* Tasks and exercises
1. Summarize the B+ tree documentation in two sentences.
2. Reproduce everything from "A B+ tree container" down to "1). Minimum 3." in the B+ tree documentation.

* Reading text
■ ■ ■ ■
A B+ tree container for genomic intervals with multi-index support.

**Parameters**:
- `order`: Maximum branching factor (max keys per node = order - 1). Minimum 3.

**Methods**:
- `len(grove)` / `size()` / `indexed_vertex_count()`: Number of indexed intervals across all indices
- `get_order()`: Get the order (branching factor) of the tree
- `insert(index: str, interval: Interval) -> Key`: Insert an interval at the specified index
- `intersect(query: Interval) -> QueryResult`: Find overlapping intervals across all indices
- `intersect(query: Interval, index: str) -> QueryResult`: Find overlapping intervals in specific index
- `flanking(query: Interval, index: str) -> FlankingResult`: Find the nearest **non-overlapping** keys on either side of the query (predecessor / successor)

**FlankingResult** (returned by `flanking`):
- `predecessor`: the closest key entirely before the query (a `Key`), or `None`
- `successor`: the closest key entirely after the query (a `Key`), or `None`

Keys overlapping the query are excluded; for nested intervals the predecessor is
the one with the largest end (smallest gap). Compute the gap distance from the
returned key, e.g. `query.start - result.predecessor.value.end - 1` (closed
coordinates). `BedGrove`/`GffGrove` expose `flanking` too (their results' keys
carry `.data`).

**Graph overlay** (directed edges between keys):
- `add_edge(source: Key, target: Key)`: Add a directed edge (raises `ValueError` if a key is `None`)
■ ■ ■ ■
* Information provided
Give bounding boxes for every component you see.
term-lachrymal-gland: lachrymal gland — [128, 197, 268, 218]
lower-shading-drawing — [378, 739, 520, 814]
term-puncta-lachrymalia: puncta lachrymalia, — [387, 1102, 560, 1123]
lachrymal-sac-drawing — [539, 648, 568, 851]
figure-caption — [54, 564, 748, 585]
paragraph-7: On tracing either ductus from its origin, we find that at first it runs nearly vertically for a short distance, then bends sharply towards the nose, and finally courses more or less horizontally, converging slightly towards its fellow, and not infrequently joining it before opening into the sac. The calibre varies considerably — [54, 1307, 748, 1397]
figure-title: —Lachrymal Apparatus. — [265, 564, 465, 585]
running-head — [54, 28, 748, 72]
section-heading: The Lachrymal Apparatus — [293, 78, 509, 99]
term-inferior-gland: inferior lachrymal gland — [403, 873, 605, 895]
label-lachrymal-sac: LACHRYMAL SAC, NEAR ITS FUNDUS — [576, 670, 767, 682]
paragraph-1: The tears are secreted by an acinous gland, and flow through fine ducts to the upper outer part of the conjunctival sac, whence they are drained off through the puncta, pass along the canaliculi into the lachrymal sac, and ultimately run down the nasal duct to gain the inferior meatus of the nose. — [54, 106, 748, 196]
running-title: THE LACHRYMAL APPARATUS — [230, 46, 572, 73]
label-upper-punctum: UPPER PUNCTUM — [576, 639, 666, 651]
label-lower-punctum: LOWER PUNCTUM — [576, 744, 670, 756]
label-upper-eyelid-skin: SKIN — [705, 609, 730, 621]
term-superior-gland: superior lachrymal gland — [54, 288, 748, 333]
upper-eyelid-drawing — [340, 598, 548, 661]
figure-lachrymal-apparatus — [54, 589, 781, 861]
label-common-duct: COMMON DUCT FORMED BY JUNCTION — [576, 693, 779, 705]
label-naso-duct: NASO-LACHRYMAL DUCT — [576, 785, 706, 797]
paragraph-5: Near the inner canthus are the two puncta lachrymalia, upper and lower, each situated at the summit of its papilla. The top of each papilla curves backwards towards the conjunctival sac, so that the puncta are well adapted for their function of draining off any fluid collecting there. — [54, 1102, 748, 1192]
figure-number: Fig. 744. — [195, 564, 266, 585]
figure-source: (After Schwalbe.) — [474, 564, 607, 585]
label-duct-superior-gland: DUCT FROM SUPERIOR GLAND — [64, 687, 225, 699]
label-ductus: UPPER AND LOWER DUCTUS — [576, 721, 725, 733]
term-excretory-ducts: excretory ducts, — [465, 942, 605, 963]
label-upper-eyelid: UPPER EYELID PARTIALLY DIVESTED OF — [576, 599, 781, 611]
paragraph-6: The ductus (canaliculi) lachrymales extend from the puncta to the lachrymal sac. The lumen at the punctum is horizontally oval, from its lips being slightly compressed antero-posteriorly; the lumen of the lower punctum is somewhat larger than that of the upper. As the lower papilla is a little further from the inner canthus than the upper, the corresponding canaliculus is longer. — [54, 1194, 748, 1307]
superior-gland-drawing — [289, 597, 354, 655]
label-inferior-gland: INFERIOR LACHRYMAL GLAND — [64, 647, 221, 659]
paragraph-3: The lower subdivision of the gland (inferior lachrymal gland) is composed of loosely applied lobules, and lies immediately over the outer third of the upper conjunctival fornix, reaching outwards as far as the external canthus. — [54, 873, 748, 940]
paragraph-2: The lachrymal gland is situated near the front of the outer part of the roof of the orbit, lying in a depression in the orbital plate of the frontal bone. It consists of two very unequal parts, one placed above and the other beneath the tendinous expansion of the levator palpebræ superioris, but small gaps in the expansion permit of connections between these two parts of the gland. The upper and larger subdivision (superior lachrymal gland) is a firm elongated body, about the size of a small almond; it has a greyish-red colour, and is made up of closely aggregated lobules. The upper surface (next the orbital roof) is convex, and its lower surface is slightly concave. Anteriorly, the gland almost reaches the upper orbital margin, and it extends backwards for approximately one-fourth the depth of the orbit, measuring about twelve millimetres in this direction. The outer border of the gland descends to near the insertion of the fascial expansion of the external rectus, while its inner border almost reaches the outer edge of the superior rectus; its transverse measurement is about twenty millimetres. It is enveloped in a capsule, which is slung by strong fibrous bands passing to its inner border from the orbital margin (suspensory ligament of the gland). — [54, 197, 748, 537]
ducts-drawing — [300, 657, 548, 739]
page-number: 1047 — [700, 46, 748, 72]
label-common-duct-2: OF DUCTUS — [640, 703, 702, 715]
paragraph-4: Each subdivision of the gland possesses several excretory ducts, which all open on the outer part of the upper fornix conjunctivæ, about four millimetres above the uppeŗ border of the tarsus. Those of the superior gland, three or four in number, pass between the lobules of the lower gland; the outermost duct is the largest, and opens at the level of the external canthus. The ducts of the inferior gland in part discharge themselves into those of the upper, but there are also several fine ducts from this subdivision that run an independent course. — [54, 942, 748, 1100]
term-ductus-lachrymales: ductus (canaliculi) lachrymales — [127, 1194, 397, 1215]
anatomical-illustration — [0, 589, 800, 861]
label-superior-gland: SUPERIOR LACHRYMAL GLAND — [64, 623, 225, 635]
■ ■ ■ ■
* Answers to the exercise
1. The B+ tree documentation describes a B+ tree container for genomic intervals with multi-index support, whose order parameter sets the maximum branching factor and has a minimum of 3. Its methods return the number of indexed intervals and the order, insert an interval at a named index, find overlapping intervals across all indices or in one index, and find the nearest non-overlapping keys on either side of a query, while a graph overlay adds directed edges between keys.

2.
A B+ tree container for genomic intervals with multi-index support.

**Parameters**:
- `order`: Maximum branching factor (max keys per node = order - 1). Minimum 3.